-- start --

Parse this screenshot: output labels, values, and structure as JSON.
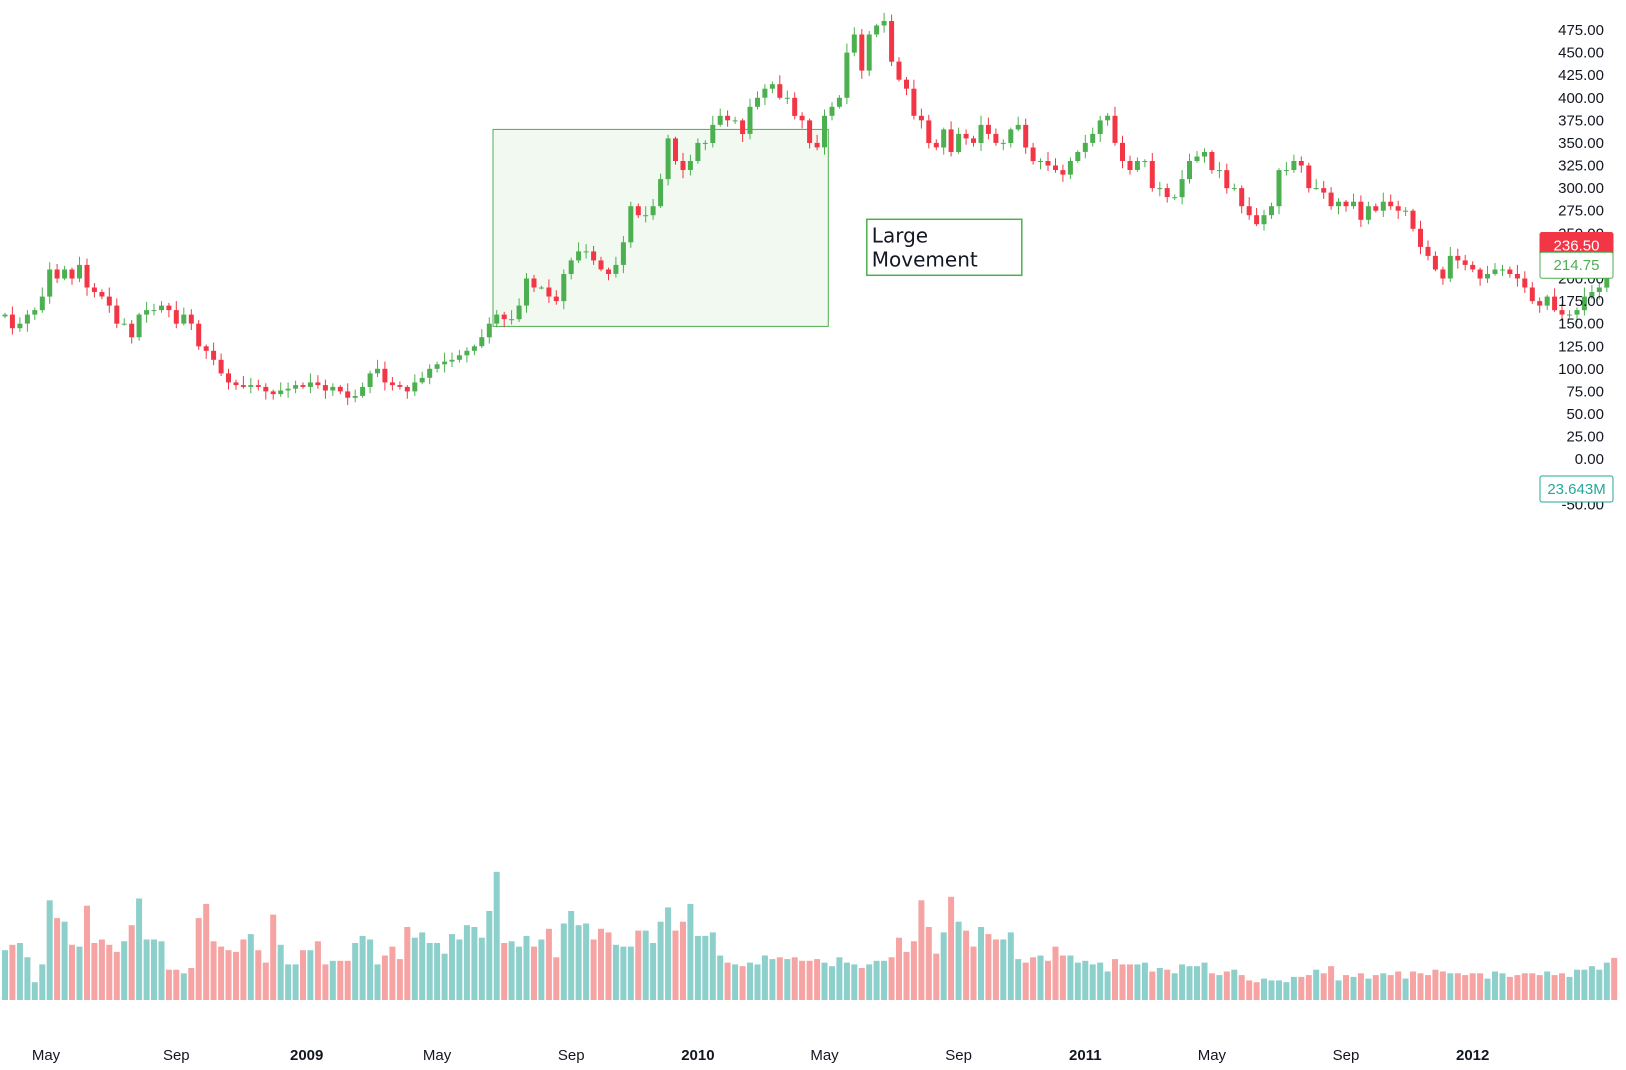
{
  "chart_data": {
    "type": "candlestick",
    "y_range": [
      -62,
      490
    ],
    "y_ticks": [
      475,
      450,
      425,
      400,
      375,
      350,
      325,
      300,
      275,
      250,
      225,
      200,
      175,
      150,
      125,
      100,
      75,
      50,
      25,
      0,
      -25,
      -50
    ],
    "y_tick_labels": [
      "475.00",
      "450.00",
      "425.00",
      "400.00",
      "375.00",
      "350.00",
      "325.00",
      "300.00",
      "275.00",
      "250.00",
      "225.00",
      "200.00",
      "175.00",
      "150.00",
      "125.00",
      "100.00",
      "75.00",
      "50.00",
      "25.00",
      "0.00",
      "-25.00",
      "-50.00"
    ],
    "x_ticks": [
      {
        "label": "May",
        "week": 5.5,
        "bold": false
      },
      {
        "label": "Sep",
        "week": 23,
        "bold": false
      },
      {
        "label": "2009",
        "week": 40.5,
        "bold": true
      },
      {
        "label": "May",
        "week": 58,
        "bold": false
      },
      {
        "label": "Sep",
        "week": 76,
        "bold": false
      },
      {
        "label": "2010",
        "week": 93,
        "bold": true
      },
      {
        "label": "May",
        "week": 110,
        "bold": false
      },
      {
        "label": "Sep",
        "week": 128,
        "bold": false
      },
      {
        "label": "2011",
        "week": 145,
        "bold": true
      },
      {
        "label": "May",
        "week": 162,
        "bold": false
      },
      {
        "label": "Sep",
        "week": 180,
        "bold": false
      },
      {
        "label": "2012",
        "week": 197,
        "bold": true
      }
    ],
    "close": [
      160,
      145,
      150,
      160,
      165,
      180,
      210,
      200,
      210,
      200,
      215,
      190,
      185,
      180,
      170,
      150,
      150,
      135,
      160,
      165,
      165,
      170,
      165,
      150,
      160,
      150,
      125,
      120,
      110,
      95,
      85,
      82,
      80,
      82,
      80,
      75,
      72,
      76,
      78,
      82,
      80,
      85,
      82,
      76,
      80,
      75,
      68,
      70,
      80,
      95,
      100,
      85,
      82,
      80,
      75,
      85,
      90,
      100,
      105,
      108,
      110,
      115,
      120,
      125,
      135,
      150,
      160,
      155,
      155,
      170,
      200,
      190,
      190,
      180,
      175,
      205,
      220,
      230,
      230,
      220,
      210,
      205,
      215,
      240,
      280,
      270,
      270,
      280,
      310,
      355,
      330,
      320,
      330,
      350,
      350,
      370,
      380,
      375,
      375,
      360,
      390,
      400,
      410,
      415,
      400,
      400,
      380,
      375,
      350,
      345,
      380,
      390,
      400,
      450,
      470,
      430,
      470,
      480,
      485,
      440,
      420,
      410,
      380,
      375,
      350,
      345,
      365,
      340,
      360,
      355,
      350,
      370,
      360,
      350,
      350,
      365,
      370,
      345,
      330,
      330,
      325,
      320,
      315,
      330,
      340,
      350,
      360,
      375,
      380,
      350,
      330,
      320,
      330,
      330,
      300,
      300,
      290,
      290,
      310,
      330,
      335,
      340,
      320,
      320,
      300,
      300,
      280,
      270,
      260,
      270,
      280,
      320,
      320,
      330,
      325,
      300,
      300,
      295,
      280,
      285,
      280,
      285,
      265,
      280,
      275,
      285,
      280,
      275,
      275,
      255,
      235,
      225,
      210,
      200,
      225,
      220,
      215,
      210,
      200,
      205,
      210,
      210,
      205,
      200,
      190,
      175,
      170,
      180,
      165,
      160,
      160,
      165,
      180,
      185,
      190,
      214.75
    ],
    "volume_m": [
      28,
      31,
      32,
      24,
      10,
      20,
      56,
      46,
      44,
      31,
      30,
      53,
      32,
      34,
      31,
      27,
      33,
      42,
      57,
      34,
      34,
      33,
      17,
      17,
      15,
      18,
      46,
      54,
      33,
      30,
      28,
      27,
      34,
      37,
      28,
      21,
      48,
      31,
      20,
      20,
      28,
      28,
      33,
      20,
      22,
      22,
      22,
      32,
      36,
      34,
      20,
      25,
      30,
      23,
      41,
      35,
      38,
      32,
      32,
      26,
      37,
      34,
      42,
      41,
      35,
      50,
      72,
      32,
      33,
      30,
      36,
      30,
      34,
      40,
      24,
      43,
      50,
      42,
      43,
      34,
      40,
      38,
      31,
      30,
      30,
      39,
      39,
      32,
      44,
      52,
      39,
      44,
      54,
      36,
      36,
      38,
      25,
      21,
      20,
      19,
      21,
      20,
      25,
      23,
      24,
      23,
      24,
      22,
      22,
      23,
      21,
      19,
      24,
      21,
      20,
      18,
      20,
      22,
      22,
      24,
      35,
      27,
      33,
      56,
      41,
      26,
      38,
      58,
      44,
      39,
      30,
      41,
      37,
      34,
      34,
      38,
      23,
      21,
      24,
      25,
      22,
      30,
      25,
      25,
      21,
      22,
      20,
      21,
      16,
      23,
      20,
      20,
      20,
      21,
      16,
      18,
      17,
      15,
      20,
      19,
      19,
      21,
      15,
      14,
      16,
      17,
      14,
      11,
      10,
      12,
      11,
      11,
      10,
      13,
      13,
      14,
      17,
      15,
      19,
      11,
      14,
      13,
      15,
      12,
      14,
      15,
      14,
      16,
      12,
      16,
      15,
      14,
      17,
      16,
      15,
      15,
      14,
      15,
      15,
      12,
      16,
      15,
      13,
      14,
      15,
      15,
      14,
      16,
      14,
      15,
      13,
      17,
      17,
      19,
      17,
      21,
      23.643
    ],
    "last_price": "236.50",
    "current_price": "214.75",
    "current_volume": "23.643M",
    "colors": {
      "up": "#26a69a",
      "up_candle": "#4caf50",
      "down": "#ef5350",
      "down_candle": "#f23645",
      "vol_up": "#8dcfca",
      "vol_down": "#f5a3a3",
      "box_border": "#4caf50",
      "box_fill": "#f1f9f1",
      "text": "#131722"
    },
    "annotation": {
      "text_lines": [
        "Large",
        "Movement"
      ],
      "box_weeks": [
        65.5,
        110.5
      ],
      "box_prices": [
        365,
        147
      ],
      "label_anchor_week": 115,
      "label_anchor_price": 250
    }
  }
}
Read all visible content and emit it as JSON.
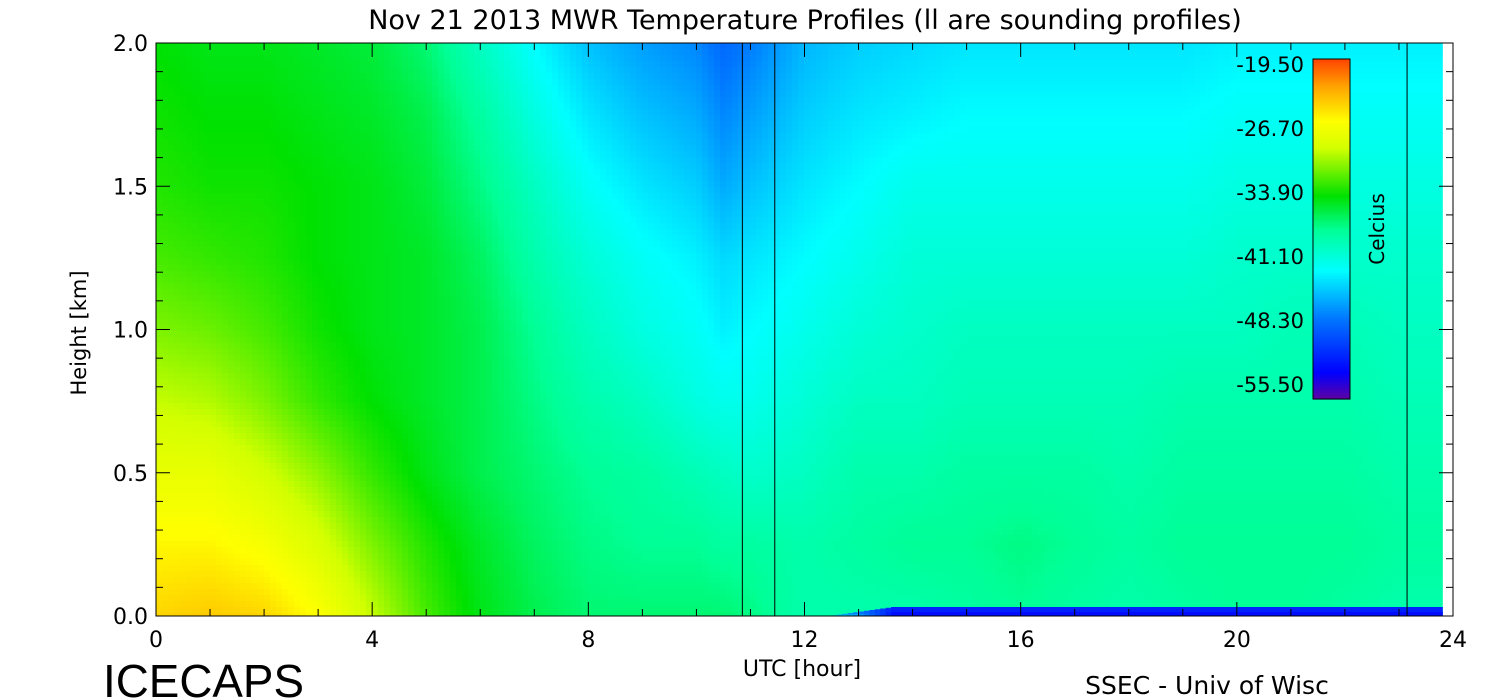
{
  "chart_data": {
    "type": "heatmap",
    "title": "Nov 21 2013 MWR Temperature Profiles (ll are sounding profiles)",
    "xlabel": "UTC [hour]",
    "ylabel": "Height [km]",
    "xlim": [
      0,
      24
    ],
    "ylim": [
      0,
      2
    ],
    "xticks": [
      0,
      4,
      8,
      12,
      16,
      20,
      24
    ],
    "xtick_labels": [
      "0",
      "4",
      "8",
      "12",
      "16",
      "20",
      "24"
    ],
    "yticks": [
      0.0,
      0.5,
      1.0,
      1.5,
      2.0
    ],
    "ytick_labels": [
      "0.0",
      "0.5",
      "1.0",
      "1.5",
      "2.0"
    ],
    "data_end_hour": 23.8,
    "sounding_hours": [
      10.85,
      11.45,
      23.15
    ],
    "colorbar": {
      "label": "Celcius",
      "min": -58,
      "max": -17,
      "ticks": [
        -19.5,
        -26.7,
        -33.9,
        -41.1,
        -48.3,
        -55.5
      ],
      "tick_labels": [
        "-19.50",
        "-26.70",
        "-33.90",
        "-41.10",
        "-48.30",
        "-55.50"
      ]
    },
    "temperature_field": {
      "units": "Celcius",
      "height_km": [
        0.0,
        0.25,
        0.5,
        0.75,
        1.0,
        1.25,
        1.5,
        1.75,
        2.0
      ],
      "hours": [
        0,
        1,
        2,
        3,
        4,
        5,
        6,
        7,
        8,
        9,
        10,
        10.5,
        11,
        12,
        13,
        14,
        15,
        16,
        17,
        18,
        19,
        20,
        21,
        22,
        23,
        23.8
      ],
      "rows": [
        [
          -22.5,
          -22.0,
          -22.5,
          -24.5,
          -28.0,
          -31.5,
          -34.0,
          -35.5,
          -36.5,
          -36.5,
          -36.5,
          -36.5,
          -37.0,
          -38.5,
          -38.5,
          -38.5,
          -38.0,
          -37.5,
          -38.0,
          -38.5,
          -38.0,
          -37.5,
          -37.5,
          -38.0,
          -38.5,
          -38.5
        ],
        [
          -24.0,
          -24.0,
          -25.0,
          -27.0,
          -30.0,
          -32.5,
          -34.5,
          -36.0,
          -37.0,
          -37.5,
          -37.5,
          -38.0,
          -38.0,
          -38.5,
          -38.0,
          -37.5,
          -37.5,
          -37.0,
          -37.5,
          -38.0,
          -37.5,
          -37.5,
          -37.5,
          -37.5,
          -38.0,
          -38.0
        ],
        [
          -26.0,
          -26.0,
          -27.5,
          -29.5,
          -32.0,
          -34.0,
          -35.5,
          -36.5,
          -37.5,
          -38.0,
          -39.0,
          -39.5,
          -40.0,
          -39.5,
          -38.5,
          -38.5,
          -38.0,
          -38.0,
          -38.0,
          -38.5,
          -38.0,
          -38.0,
          -38.0,
          -38.0,
          -38.5,
          -38.5
        ],
        [
          -28.0,
          -28.5,
          -30.0,
          -32.0,
          -33.5,
          -34.5,
          -35.5,
          -37.0,
          -38.5,
          -39.5,
          -41.0,
          -41.5,
          -41.5,
          -40.5,
          -39.5,
          -39.5,
          -39.0,
          -39.0,
          -39.0,
          -39.0,
          -38.5,
          -38.5,
          -38.5,
          -38.5,
          -39.0,
          -39.0
        ],
        [
          -30.0,
          -30.5,
          -31.5,
          -33.0,
          -34.0,
          -34.5,
          -35.5,
          -37.5,
          -39.5,
          -41.0,
          -42.0,
          -43.0,
          -42.5,
          -41.5,
          -40.5,
          -40.0,
          -39.5,
          -39.5,
          -39.5,
          -39.5,
          -39.5,
          -39.5,
          -39.0,
          -39.0,
          -39.5,
          -39.5
        ],
        [
          -31.5,
          -32.0,
          -32.5,
          -33.5,
          -34.0,
          -34.5,
          -36.0,
          -38.5,
          -40.5,
          -42.0,
          -43.0,
          -44.0,
          -43.5,
          -42.5,
          -41.5,
          -40.5,
          -40.5,
          -40.5,
          -40.5,
          -40.5,
          -40.5,
          -40.0,
          -40.0,
          -40.0,
          -40.0,
          -40.0
        ],
        [
          -32.5,
          -33.0,
          -33.0,
          -33.5,
          -34.0,
          -35.0,
          -37.0,
          -39.5,
          -42.0,
          -43.5,
          -44.5,
          -46.0,
          -45.0,
          -43.5,
          -42.5,
          -41.5,
          -41.5,
          -41.5,
          -41.5,
          -41.5,
          -41.5,
          -41.0,
          -41.0,
          -41.0,
          -41.0,
          -41.0
        ],
        [
          -33.0,
          -33.5,
          -33.5,
          -34.0,
          -34.5,
          -35.5,
          -38.0,
          -41.0,
          -43.5,
          -45.0,
          -46.0,
          -47.5,
          -46.5,
          -44.5,
          -43.5,
          -43.0,
          -42.5,
          -42.5,
          -42.5,
          -42.5,
          -42.5,
          -42.0,
          -42.0,
          -42.0,
          -42.0,
          -42.0
        ],
        [
          -33.5,
          -34.0,
          -34.0,
          -34.5,
          -35.0,
          -36.5,
          -39.5,
          -42.5,
          -45.0,
          -46.5,
          -47.5,
          -49.0,
          -48.0,
          -45.5,
          -44.5,
          -44.0,
          -43.5,
          -43.5,
          -43.5,
          -43.5,
          -43.5,
          -43.0,
          -43.0,
          -43.0,
          -43.0,
          -43.0
        ]
      ]
    }
  },
  "footer": {
    "left_logo": "ICECAPS",
    "right_credit": "SSEC - Univ of Wisc"
  }
}
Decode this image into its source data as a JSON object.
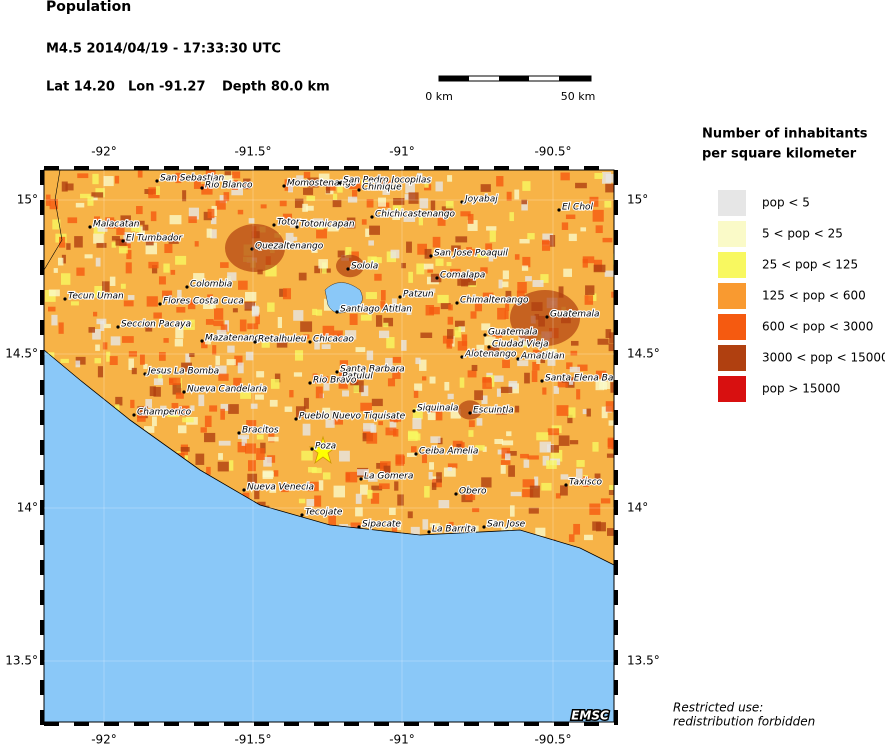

-- end --

◆ WHAT YOU WILL DO:
Work through the records above line by line and count those that hold the string "JSON". Give only the result.

◆ ANSWER TO THIS EXERCISE:
3